··· RECORDS FOR THE TASK
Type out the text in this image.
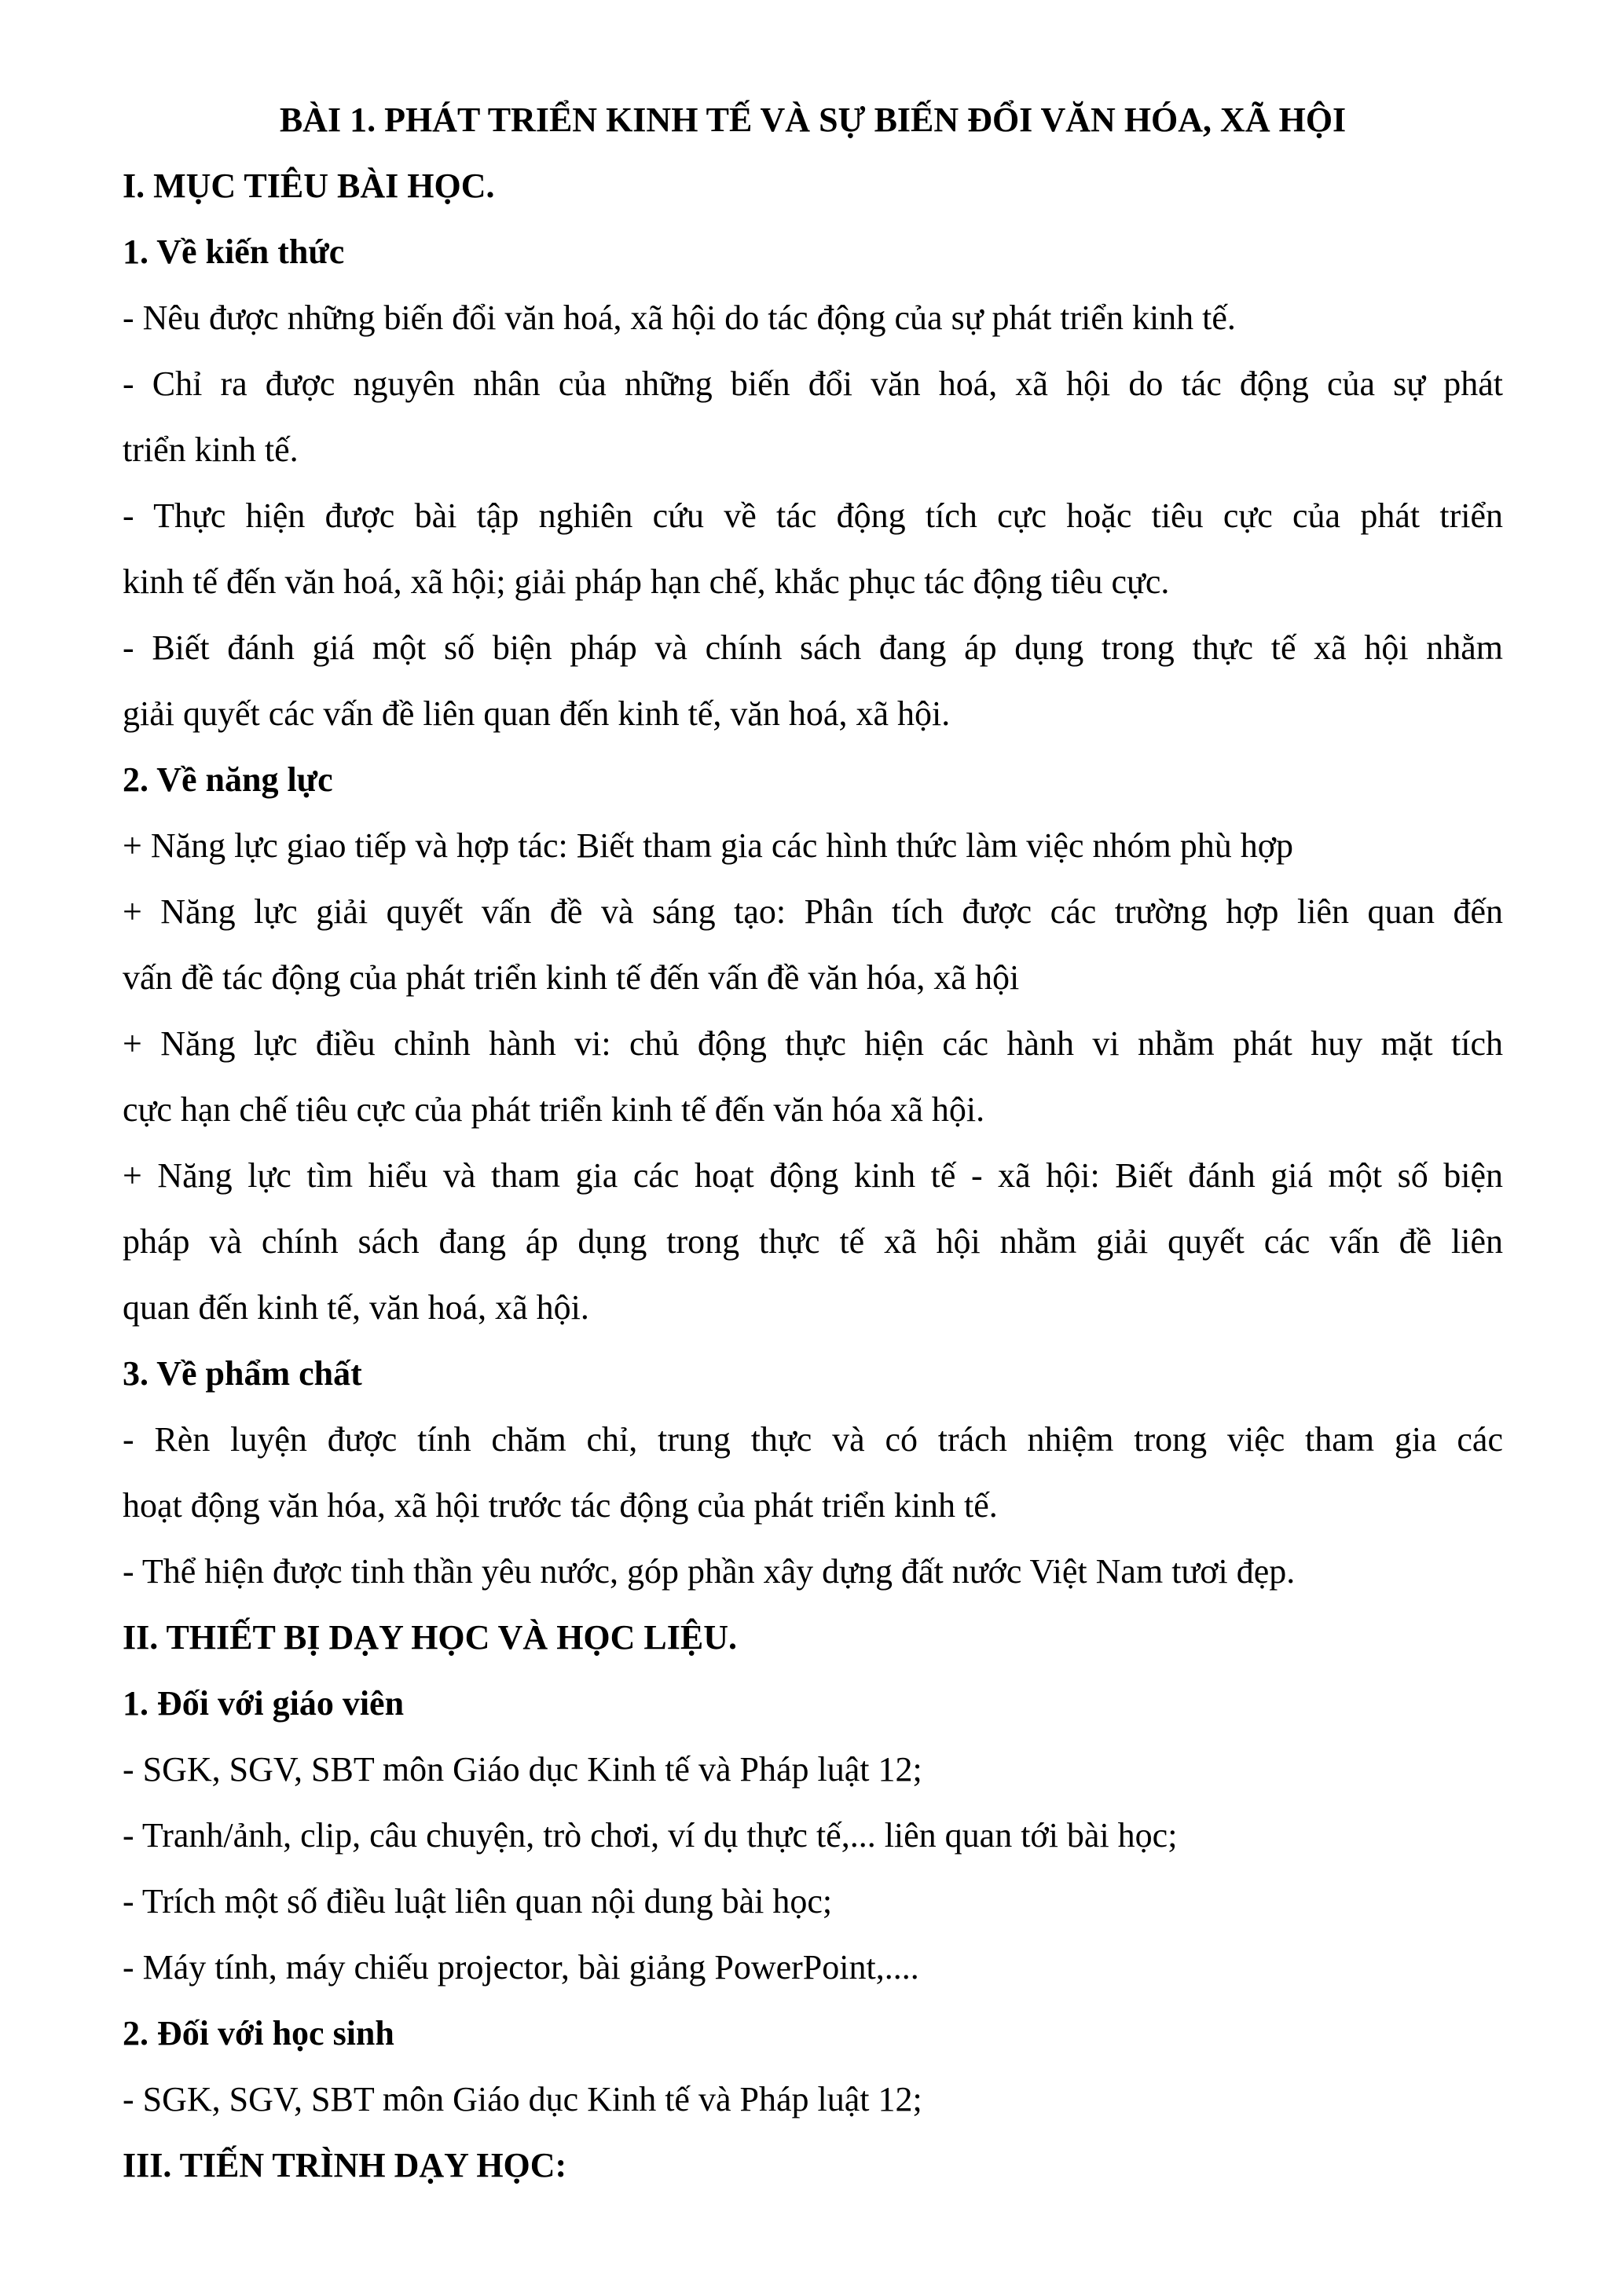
BÀI 1. PHÁT TRIỂN KINH TẾ VÀ SỰ BIẾN ĐỔI VĂN HÓA, XÃ HỘI
I. MỤC TIÊU BÀI HỌC.
1. Về kiến thức
- Nêu được những biến đổi văn hoá, xã hội do tác động của sự phát triển kinh tế.
- Chỉ ra được nguyên nhân của những biến đổi văn hoá, xã hội do tác động của sự phát
triển kinh tế.
- Thực hiện được bài tập nghiên cứu về tác động tích cực hoặc tiêu cực của phát triển
kinh tế đến văn hoá, xã hội; giải pháp hạn chế, khắc phục tác động tiêu cực.
- Biết đánh giá một số biện pháp và chính sách đang áp dụng trong thực tế xã hội nhằm
giải quyết các vấn đề liên quan đến kinh tế, văn hoá, xã hội.
2. Về năng lực
+ Năng lực giao tiếp và hợp tác: Biết tham gia các hình thức làm việc nhóm phù hợp
+ Năng lực giải quyết vấn đề và sáng tạo: Phân tích được các trường hợp liên quan đến
vấn đề tác động của phát triển kinh tế đến vấn đề văn hóa, xã hội
+ Năng lực điều chỉnh hành vi: chủ động thực hiện các hành vi nhằm phát huy mặt tích
cực hạn chế tiêu cực của phát triển kinh tế đến văn hóa xã hội.
+ Năng lực tìm hiểu và tham gia các hoạt động kinh tế - xã hội: Biết đánh giá một số biện
pháp và chính sách đang áp dụng trong thực tế xã hội nhằm giải quyết các vấn đề liên
quan đến kinh tế, văn hoá, xã hội.
3. Về phẩm chất
- Rèn luyện được tính chăm chỉ, trung thực và có trách nhiệm trong việc tham gia các
hoạt động văn hóa, xã hội trước tác động của phát triển kinh tế.
- Thể hiện được tinh thần yêu nước, góp phần xây dựng đất nước Việt Nam tươi đẹp.
II. THIẾT BỊ DẠY HỌC VÀ HỌC LIỆU.
1. Đối với giáo viên
- SGK, SGV, SBT môn Giáo dục Kinh tế và Pháp luật 12;
- Tranh/ảnh, clip, câu chuyện, trò chơi, ví dụ thực tế,... liên quan tới bài học;
- Trích một số điều luật liên quan nội dung bài học;
- Máy tính, máy chiếu projector, bài giảng PowerPoint,....
2. Đối với học sinh
- SGK, SGV, SBT môn Giáo dục Kinh tế và Pháp luật 12;
III. TIẾN TRÌNH DẠY HỌC:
······
◆ SHORT PROBLEM
Images must not appear in the copy; reproduce everything else in the records verbatim.

◆ FINISHED ANSWER
Type out the text in this image.
BÀI 1. PHÁT TRIỂN KINH TẾ VÀ SỰ BIẾN ĐỔI VĂN HÓA, XÃ HỘI
I. MỤC TIÊU BÀI HỌC.
1. Về kiến thức
- Nêu được những biến đổi văn hoá, xã hội do tác động của sự phát triển kinh tế.
- Chỉ ra được nguyên nhân của những biến đổi văn hoá, xã hội do tác động của sự phát
triển kinh tế.
- Thực hiện được bài tập nghiên cứu về tác động tích cực hoặc tiêu cực của phát triển
kinh tế đến văn hoá, xã hội; giải pháp hạn chế, khắc phục tác động tiêu cực.
- Biết đánh giá một số biện pháp và chính sách đang áp dụng trong thực tế xã hội nhằm
giải quyết các vấn đề liên quan đến kinh tế, văn hoá, xã hội.
2. Về năng lực
+ Năng lực giao tiếp và hợp tác: Biết tham gia các hình thức làm việc nhóm phù hợp
+ Năng lực giải quyết vấn đề và sáng tạo: Phân tích được các trường hợp liên quan đến
vấn đề tác động của phát triển kinh tế đến vấn đề văn hóa, xã hội
+ Năng lực điều chỉnh hành vi: chủ động thực hiện các hành vi nhằm phát huy mặt tích
cực hạn chế tiêu cực của phát triển kinh tế đến văn hóa xã hội.
+ Năng lực tìm hiểu và tham gia các hoạt động kinh tế - xã hội: Biết đánh giá một số biện
pháp và chính sách đang áp dụng trong thực tế xã hội nhằm giải quyết các vấn đề liên
quan đến kinh tế, văn hoá, xã hội.
3. Về phẩm chất
- Rèn luyện được tính chăm chỉ, trung thực và có trách nhiệm trong việc tham gia các
hoạt động văn hóa, xã hội trước tác động của phát triển kinh tế.
- Thể hiện được tinh thần yêu nước, góp phần xây dựng đất nước Việt Nam tươi đẹp.
II. THIẾT BỊ DẠY HỌC VÀ HỌC LIỆU.
1. Đối với giáo viên
- SGK, SGV, SBT môn Giáo dục Kinh tế và Pháp luật 12;
- Tranh/ảnh, clip, câu chuyện, trò chơi, ví dụ thực tế,... liên quan tới bài học;
- Trích một số điều luật liên quan nội dung bài học;
- Máy tính, máy chiếu projector, bài giảng PowerPoint,....
2. Đối với học sinh
- SGK, SGV, SBT môn Giáo dục Kinh tế và Pháp luật 12;
III. TIẾN TRÌNH DẠY HỌC:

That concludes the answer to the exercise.